[Work required]: Extract every line of the material below and reproduce it faithfully.

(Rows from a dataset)
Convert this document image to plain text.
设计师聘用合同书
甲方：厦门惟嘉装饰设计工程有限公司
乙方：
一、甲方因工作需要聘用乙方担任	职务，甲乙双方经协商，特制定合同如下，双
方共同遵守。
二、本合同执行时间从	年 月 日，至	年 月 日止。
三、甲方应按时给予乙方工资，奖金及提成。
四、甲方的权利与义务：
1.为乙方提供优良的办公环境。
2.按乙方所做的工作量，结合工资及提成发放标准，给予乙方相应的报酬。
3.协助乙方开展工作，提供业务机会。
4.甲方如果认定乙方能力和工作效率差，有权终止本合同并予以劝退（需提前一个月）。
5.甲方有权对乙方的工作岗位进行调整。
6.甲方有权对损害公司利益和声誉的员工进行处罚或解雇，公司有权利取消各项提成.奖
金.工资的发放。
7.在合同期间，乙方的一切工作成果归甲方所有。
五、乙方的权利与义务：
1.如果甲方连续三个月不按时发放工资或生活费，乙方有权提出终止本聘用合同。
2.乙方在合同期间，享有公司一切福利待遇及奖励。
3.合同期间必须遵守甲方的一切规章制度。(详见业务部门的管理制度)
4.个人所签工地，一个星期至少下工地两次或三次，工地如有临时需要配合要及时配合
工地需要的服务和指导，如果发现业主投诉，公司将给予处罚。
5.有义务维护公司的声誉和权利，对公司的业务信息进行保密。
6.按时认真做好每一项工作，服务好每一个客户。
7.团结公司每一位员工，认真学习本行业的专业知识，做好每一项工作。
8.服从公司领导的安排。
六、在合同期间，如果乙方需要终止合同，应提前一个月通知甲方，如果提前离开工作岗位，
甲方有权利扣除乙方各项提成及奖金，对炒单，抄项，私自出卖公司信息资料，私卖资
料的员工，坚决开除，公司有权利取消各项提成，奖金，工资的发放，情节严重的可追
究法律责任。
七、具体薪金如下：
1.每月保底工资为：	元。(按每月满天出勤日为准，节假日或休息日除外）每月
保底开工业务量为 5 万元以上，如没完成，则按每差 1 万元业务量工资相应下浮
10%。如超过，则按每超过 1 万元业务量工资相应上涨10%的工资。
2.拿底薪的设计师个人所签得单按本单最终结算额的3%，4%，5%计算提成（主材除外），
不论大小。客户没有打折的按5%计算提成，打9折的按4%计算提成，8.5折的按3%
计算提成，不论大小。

[Written answer]:
Convert this document image to plain text.
设计师聘用合同书
甲方：厦门惟嘉装饰设计工程有限公司
乙方：
一、甲方因工作需要聘用乙方担任	职务，甲乙双方经协商，特制定合同如下，双
方共同遵守。
二、本合同执行时间从	年 月 日，至	年 月 日止。
三、甲方应按时给予乙方工资，奖金及提成。
四、甲方的权利与义务：
1.为乙方提供优良的办公环境。
2.按乙方所做的工作量，结合工资及提成发放标准，给予乙方相应的报酬。
3.协助乙方开展工作，提供业务机会。
4.甲方如果认定乙方能力和工作效率差，有权终止本合同并予以劝退（需提前一个月）。
5.甲方有权对乙方的工作岗位进行调整。
6.甲方有权对损害公司利益和声誉的员工进行处罚或解雇，公司有权利取消各项提成.奖
金.工资的发放。
7.在合同期间，乙方的一切工作成果归甲方所有。
五、乙方的权利与义务：
1.如果甲方连续三个月不按时发放工资或生活费，乙方有权提出终止本聘用合同。
2.乙方在合同期间，享有公司一切福利待遇及奖励。
3.合同期间必须遵守甲方的一切规章制度。(详见业务部门的管理制度)
4.个人所签工地，一个星期至少下工地两次或三次，工地如有临时需要配合要及时配合
工地需要的服务和指导，如果发现业主投诉，公司将给予处罚。
5.有义务维护公司的声誉和权利，对公司的业务信息进行保密。
6.按时认真做好每一项工作，服务好每一个客户。
7.团结公司每一位员工，认真学习本行业的专业知识，做好每一项工作。
8.服从公司领导的安排。
六、在合同期间，如果乙方需要终止合同，应提前一个月通知甲方，如果提前离开工作岗位，
甲方有权利扣除乙方各项提成及奖金，对炒单，抄项，私自出卖公司信息资料，私卖资
料的员工，坚决开除，公司有权利取消各项提成，奖金，工资的发放，情节严重的可追
究法律责任。
七、具体薪金如下：
1.每月保底工资为：	元。(按每月满天出勤日为准，节假日或休息日除外）每月
保底开工业务量为 5 万元以上，如没完成，则按每差 1 万元业务量工资相应下浮
10%。如超过，则按每超过 1 万元业务量工资相应上涨10%的工资。
2.拿底薪的设计师个人所签得单按本单最终结算额的3%，4%，5%计算提成（主材除外），
不论大小。客户没有打折的按5%计算提成，打9折的按4%计算提成，8.5折的按3%
计算提成，不论大小。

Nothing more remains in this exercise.